§ Problem to work on: Below are the entries; state how many of their lines contain the string "реализацией", and nothing more.

§ Records shown:
----------

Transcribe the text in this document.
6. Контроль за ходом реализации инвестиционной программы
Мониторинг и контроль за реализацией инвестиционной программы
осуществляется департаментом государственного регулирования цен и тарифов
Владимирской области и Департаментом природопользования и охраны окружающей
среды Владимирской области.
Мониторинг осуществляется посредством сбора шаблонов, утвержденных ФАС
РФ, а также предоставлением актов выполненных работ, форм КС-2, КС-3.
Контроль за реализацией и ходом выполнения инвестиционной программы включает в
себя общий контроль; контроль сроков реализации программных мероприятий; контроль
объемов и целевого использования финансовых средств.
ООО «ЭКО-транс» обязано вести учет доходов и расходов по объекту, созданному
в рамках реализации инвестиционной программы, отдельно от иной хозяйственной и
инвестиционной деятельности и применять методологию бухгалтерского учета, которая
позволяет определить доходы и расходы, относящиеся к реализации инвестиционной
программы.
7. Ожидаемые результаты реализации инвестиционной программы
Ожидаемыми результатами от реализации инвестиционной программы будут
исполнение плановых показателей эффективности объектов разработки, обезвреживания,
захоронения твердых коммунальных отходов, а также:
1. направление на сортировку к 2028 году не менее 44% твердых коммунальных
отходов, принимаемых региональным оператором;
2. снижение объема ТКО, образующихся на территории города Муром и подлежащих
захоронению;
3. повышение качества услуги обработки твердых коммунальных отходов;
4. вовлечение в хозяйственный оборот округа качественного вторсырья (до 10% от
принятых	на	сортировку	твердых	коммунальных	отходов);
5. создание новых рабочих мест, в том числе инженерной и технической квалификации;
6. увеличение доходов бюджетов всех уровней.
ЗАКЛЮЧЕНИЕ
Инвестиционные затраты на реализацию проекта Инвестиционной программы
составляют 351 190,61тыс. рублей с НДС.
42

----------

§ Response to this exercise: 2